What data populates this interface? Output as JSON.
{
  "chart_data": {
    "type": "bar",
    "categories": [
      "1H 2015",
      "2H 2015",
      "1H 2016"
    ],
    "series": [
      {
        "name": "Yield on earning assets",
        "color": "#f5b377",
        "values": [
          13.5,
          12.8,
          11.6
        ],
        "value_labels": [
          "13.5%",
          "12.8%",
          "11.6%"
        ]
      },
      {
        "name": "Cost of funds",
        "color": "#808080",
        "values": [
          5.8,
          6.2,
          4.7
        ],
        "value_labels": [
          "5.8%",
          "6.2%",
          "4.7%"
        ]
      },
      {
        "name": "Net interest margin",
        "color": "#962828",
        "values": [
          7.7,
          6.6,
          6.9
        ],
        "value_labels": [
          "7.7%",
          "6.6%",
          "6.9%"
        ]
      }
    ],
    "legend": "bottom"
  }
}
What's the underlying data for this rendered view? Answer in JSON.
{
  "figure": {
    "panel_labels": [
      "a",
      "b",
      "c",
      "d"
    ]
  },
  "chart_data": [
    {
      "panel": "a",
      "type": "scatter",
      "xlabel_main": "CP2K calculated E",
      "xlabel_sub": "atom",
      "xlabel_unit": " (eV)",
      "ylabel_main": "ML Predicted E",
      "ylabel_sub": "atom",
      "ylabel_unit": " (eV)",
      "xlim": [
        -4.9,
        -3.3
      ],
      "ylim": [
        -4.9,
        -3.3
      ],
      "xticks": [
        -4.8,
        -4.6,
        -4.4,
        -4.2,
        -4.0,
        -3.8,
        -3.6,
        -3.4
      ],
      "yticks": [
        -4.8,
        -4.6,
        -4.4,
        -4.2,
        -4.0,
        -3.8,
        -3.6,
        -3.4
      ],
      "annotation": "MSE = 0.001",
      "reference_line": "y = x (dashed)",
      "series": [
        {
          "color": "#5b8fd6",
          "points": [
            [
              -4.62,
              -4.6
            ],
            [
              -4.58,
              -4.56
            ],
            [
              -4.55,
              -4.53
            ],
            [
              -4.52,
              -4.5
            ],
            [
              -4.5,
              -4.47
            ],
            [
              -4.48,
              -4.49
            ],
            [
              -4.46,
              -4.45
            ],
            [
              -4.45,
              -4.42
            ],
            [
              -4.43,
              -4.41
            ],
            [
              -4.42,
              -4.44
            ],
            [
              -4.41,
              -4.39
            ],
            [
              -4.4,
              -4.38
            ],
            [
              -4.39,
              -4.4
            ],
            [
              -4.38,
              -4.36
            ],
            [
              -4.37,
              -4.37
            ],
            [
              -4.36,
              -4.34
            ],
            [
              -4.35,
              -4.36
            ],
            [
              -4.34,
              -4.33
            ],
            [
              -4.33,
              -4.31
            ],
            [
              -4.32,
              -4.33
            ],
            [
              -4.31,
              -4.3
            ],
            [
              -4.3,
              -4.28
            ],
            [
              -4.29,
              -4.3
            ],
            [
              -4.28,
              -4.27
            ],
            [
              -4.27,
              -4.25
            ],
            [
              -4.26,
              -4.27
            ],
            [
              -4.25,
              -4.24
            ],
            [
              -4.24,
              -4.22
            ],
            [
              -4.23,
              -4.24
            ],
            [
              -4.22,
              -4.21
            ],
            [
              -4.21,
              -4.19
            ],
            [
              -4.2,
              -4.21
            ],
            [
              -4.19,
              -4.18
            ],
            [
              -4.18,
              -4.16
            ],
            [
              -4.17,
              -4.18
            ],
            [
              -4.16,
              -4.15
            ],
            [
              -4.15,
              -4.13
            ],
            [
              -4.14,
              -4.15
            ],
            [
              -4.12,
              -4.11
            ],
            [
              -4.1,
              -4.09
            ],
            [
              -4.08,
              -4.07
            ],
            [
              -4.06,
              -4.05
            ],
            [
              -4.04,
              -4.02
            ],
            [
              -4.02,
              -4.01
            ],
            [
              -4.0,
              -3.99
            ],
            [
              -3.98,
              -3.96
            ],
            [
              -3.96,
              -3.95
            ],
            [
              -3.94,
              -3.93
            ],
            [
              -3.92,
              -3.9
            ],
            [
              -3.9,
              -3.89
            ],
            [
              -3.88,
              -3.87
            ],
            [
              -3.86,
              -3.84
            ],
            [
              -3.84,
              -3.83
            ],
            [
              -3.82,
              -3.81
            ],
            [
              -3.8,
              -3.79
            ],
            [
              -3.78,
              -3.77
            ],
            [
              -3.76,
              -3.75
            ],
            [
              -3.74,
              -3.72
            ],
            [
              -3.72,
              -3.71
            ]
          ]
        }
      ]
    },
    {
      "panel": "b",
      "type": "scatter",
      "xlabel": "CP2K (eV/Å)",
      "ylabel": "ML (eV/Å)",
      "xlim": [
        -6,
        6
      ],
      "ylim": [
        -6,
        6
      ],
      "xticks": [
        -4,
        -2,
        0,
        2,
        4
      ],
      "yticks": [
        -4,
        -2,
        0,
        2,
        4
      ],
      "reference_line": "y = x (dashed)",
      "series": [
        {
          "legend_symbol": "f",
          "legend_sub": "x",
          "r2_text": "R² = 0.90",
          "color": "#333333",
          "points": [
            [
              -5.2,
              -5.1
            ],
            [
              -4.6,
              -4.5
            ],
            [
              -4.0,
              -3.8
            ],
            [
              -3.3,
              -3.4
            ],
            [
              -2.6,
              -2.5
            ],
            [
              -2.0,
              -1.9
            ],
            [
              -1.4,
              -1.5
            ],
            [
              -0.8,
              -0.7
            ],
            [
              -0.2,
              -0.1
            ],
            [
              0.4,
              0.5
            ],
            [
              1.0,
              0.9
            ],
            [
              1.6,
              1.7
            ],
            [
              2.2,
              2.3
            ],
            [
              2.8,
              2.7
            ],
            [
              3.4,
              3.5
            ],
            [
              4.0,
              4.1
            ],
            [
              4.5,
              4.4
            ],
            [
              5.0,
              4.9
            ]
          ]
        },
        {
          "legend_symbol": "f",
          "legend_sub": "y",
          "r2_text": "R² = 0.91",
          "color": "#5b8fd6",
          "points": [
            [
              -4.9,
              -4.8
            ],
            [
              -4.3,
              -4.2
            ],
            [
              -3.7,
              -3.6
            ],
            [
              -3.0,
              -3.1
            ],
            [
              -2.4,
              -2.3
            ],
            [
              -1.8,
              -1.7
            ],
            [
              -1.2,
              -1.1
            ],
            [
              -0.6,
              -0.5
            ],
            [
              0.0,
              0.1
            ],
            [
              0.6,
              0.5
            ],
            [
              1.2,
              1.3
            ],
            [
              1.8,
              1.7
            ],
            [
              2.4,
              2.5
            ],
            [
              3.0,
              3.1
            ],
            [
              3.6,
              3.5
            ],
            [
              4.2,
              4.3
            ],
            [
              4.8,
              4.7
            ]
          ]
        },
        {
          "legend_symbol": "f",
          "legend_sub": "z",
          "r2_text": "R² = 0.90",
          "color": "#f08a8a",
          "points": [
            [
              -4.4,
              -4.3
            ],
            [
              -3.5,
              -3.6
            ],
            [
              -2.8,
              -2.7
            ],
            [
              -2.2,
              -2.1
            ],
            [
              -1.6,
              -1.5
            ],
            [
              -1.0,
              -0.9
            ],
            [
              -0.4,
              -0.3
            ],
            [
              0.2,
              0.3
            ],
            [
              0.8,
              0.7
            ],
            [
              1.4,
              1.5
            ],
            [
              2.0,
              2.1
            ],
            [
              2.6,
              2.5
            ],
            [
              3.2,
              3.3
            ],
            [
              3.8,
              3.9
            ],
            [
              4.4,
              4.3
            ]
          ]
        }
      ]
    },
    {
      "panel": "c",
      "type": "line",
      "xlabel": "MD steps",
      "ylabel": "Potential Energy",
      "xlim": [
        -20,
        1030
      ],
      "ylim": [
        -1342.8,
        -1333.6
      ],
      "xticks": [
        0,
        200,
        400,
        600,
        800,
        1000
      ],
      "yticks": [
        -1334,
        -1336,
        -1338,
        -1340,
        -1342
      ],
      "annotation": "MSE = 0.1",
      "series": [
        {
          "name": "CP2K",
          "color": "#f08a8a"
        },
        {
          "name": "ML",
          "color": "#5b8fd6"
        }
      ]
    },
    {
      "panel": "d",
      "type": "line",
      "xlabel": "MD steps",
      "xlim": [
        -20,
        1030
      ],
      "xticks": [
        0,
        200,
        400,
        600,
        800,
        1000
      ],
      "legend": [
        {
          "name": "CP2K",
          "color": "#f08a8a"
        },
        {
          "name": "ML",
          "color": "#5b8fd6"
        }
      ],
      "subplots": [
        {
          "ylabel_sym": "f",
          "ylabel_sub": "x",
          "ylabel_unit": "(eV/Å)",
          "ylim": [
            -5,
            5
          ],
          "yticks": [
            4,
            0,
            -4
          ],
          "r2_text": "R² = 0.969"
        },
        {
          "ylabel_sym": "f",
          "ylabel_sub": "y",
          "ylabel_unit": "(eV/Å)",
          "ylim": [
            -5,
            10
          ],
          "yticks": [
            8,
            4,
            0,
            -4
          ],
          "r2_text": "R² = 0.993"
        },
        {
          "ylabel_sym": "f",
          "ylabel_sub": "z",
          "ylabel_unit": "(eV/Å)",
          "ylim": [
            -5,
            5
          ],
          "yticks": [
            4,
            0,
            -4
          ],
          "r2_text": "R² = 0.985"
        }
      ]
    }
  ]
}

____

■ **WRITTEN REQUEST**: Collect each line holding the string "color".

■ **TASK ANSWER**:
        "color": "#f5b377",
        "color": "#808080",
        "color": "#962828",
          "color": "#5b8fd6",
          "color": "#333333",
          "color": "#5b8fd6",
          "color": "#f08a8a",
          "color": "#f08a8a"
          "color": "#5b8fd6"
          "color": "#f08a8a"
          "color": "#5b8fd6"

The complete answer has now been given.